GIVEN TASK
Identify each line below containing the string "Cancer" and copy it.

RAW DATA
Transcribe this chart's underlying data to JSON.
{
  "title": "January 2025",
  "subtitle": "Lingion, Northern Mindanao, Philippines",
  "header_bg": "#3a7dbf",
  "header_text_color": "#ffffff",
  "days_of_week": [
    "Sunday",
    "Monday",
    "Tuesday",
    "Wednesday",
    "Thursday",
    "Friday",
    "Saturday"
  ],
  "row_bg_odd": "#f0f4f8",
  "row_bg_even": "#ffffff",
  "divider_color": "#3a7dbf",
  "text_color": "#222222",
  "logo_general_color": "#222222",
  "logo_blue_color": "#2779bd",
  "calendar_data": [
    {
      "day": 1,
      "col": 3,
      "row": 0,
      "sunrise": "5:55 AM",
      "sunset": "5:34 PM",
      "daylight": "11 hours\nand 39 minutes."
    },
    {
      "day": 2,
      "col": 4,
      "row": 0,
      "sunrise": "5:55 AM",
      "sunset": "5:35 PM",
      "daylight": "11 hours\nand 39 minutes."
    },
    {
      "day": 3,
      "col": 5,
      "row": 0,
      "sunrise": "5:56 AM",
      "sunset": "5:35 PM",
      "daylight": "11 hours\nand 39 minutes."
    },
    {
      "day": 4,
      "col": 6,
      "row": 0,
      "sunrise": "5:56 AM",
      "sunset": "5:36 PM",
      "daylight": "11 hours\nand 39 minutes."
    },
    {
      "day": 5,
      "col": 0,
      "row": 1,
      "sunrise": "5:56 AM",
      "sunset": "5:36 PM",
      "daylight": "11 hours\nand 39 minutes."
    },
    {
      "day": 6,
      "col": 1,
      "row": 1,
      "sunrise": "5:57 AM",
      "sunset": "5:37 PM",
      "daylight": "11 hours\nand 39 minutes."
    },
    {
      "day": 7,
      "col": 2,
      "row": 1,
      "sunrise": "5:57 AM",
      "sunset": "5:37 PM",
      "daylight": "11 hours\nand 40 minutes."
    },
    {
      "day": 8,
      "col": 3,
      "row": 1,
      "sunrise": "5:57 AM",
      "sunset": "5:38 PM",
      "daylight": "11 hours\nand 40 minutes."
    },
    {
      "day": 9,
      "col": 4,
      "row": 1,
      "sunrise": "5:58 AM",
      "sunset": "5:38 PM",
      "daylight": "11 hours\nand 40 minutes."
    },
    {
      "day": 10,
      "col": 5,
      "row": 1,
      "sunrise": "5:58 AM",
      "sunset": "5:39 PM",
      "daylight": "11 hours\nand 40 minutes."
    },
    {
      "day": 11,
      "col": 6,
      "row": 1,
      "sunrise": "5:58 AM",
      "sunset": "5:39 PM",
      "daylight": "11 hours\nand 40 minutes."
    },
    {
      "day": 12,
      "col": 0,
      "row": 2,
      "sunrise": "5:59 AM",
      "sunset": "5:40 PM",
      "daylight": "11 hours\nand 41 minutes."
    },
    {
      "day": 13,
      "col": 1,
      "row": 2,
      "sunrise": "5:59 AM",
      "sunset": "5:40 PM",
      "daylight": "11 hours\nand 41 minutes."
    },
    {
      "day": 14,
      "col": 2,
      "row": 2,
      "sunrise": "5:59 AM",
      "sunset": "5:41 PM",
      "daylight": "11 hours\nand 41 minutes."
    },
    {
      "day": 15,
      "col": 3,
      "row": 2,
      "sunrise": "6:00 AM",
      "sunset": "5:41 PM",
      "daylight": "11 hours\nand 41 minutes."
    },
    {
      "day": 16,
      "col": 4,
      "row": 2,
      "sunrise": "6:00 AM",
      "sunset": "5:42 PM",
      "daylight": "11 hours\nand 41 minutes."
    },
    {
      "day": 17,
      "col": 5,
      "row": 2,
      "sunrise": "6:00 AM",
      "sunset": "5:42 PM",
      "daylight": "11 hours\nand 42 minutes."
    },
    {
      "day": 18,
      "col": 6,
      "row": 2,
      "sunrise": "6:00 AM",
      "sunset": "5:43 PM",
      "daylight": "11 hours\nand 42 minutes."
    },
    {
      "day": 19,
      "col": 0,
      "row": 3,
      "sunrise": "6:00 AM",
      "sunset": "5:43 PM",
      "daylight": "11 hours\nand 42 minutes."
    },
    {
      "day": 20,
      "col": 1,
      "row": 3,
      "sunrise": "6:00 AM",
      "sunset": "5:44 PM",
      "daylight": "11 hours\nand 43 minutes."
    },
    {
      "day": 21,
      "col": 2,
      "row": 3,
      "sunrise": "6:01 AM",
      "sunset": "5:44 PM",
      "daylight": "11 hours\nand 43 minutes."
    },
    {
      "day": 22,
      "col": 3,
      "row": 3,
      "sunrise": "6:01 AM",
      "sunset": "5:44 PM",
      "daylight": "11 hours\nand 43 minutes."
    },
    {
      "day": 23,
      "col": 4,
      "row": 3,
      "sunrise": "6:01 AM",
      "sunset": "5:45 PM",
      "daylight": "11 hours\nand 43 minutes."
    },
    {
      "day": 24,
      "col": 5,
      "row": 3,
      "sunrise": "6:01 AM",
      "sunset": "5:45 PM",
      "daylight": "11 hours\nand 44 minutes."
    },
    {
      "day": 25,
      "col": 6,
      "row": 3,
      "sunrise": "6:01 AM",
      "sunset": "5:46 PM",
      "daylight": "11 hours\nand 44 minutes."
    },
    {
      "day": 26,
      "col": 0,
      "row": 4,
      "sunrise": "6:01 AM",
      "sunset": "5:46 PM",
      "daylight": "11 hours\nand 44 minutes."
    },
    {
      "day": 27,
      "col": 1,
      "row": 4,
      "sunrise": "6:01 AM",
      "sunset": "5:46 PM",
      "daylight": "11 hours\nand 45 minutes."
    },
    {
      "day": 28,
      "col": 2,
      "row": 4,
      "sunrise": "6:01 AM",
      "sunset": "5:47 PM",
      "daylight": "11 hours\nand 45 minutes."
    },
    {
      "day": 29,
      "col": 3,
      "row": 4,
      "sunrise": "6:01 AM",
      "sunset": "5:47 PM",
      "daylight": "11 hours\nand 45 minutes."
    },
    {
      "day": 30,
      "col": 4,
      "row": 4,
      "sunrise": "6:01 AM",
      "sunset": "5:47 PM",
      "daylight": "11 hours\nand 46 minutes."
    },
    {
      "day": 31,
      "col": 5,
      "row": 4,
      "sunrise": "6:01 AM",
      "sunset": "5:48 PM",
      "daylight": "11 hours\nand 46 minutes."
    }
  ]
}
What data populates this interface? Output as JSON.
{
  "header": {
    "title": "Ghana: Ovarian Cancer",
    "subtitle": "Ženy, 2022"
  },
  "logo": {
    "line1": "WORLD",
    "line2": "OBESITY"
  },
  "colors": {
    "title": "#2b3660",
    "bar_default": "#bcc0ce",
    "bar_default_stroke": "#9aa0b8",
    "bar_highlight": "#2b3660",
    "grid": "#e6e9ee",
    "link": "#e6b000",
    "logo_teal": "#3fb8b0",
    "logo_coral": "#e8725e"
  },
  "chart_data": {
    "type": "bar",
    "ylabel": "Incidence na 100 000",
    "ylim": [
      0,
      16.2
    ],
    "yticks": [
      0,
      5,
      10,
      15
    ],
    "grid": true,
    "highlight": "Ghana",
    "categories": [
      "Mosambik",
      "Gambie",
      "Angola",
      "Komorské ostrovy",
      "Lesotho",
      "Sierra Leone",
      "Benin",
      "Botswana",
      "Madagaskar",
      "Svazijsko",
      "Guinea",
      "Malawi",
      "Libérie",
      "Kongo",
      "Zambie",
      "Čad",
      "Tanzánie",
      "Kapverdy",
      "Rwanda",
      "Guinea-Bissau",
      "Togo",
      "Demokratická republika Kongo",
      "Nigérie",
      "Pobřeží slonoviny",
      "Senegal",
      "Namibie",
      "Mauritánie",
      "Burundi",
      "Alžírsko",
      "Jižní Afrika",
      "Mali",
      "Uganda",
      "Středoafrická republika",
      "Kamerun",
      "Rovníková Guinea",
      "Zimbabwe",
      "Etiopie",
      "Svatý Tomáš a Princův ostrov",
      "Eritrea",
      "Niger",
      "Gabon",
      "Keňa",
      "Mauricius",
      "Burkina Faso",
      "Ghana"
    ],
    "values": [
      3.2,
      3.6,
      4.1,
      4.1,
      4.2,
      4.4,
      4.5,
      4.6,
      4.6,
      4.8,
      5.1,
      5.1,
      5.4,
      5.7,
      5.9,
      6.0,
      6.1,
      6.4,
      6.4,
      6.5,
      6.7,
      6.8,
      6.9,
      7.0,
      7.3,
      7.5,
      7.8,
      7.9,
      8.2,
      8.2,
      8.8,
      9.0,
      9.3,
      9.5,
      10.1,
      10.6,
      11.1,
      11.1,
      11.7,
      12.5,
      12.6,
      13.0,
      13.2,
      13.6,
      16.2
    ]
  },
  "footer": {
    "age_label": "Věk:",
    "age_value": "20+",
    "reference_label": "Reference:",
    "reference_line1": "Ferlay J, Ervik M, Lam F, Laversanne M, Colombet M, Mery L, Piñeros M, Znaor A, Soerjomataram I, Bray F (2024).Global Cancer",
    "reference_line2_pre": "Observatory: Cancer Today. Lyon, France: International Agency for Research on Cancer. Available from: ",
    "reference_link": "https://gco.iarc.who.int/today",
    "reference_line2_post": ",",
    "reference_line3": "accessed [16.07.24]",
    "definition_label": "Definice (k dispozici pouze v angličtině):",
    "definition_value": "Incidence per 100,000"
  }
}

RESPONSE TO THE TASK
    "title": "Ghana: Ovarian Cancer",
    "reference_line1": "Ferlay J, Ervik M, Lam F, Laversanne M, Colombet M, Mery L, Piñeros M, Znaor A, Soerjomataram I, Bray F (2024).Global Cancer",
    "reference_line2_pre": "Observatory: Cancer Today. Lyon, France: International Agency for Research on Cancer. Available from: ",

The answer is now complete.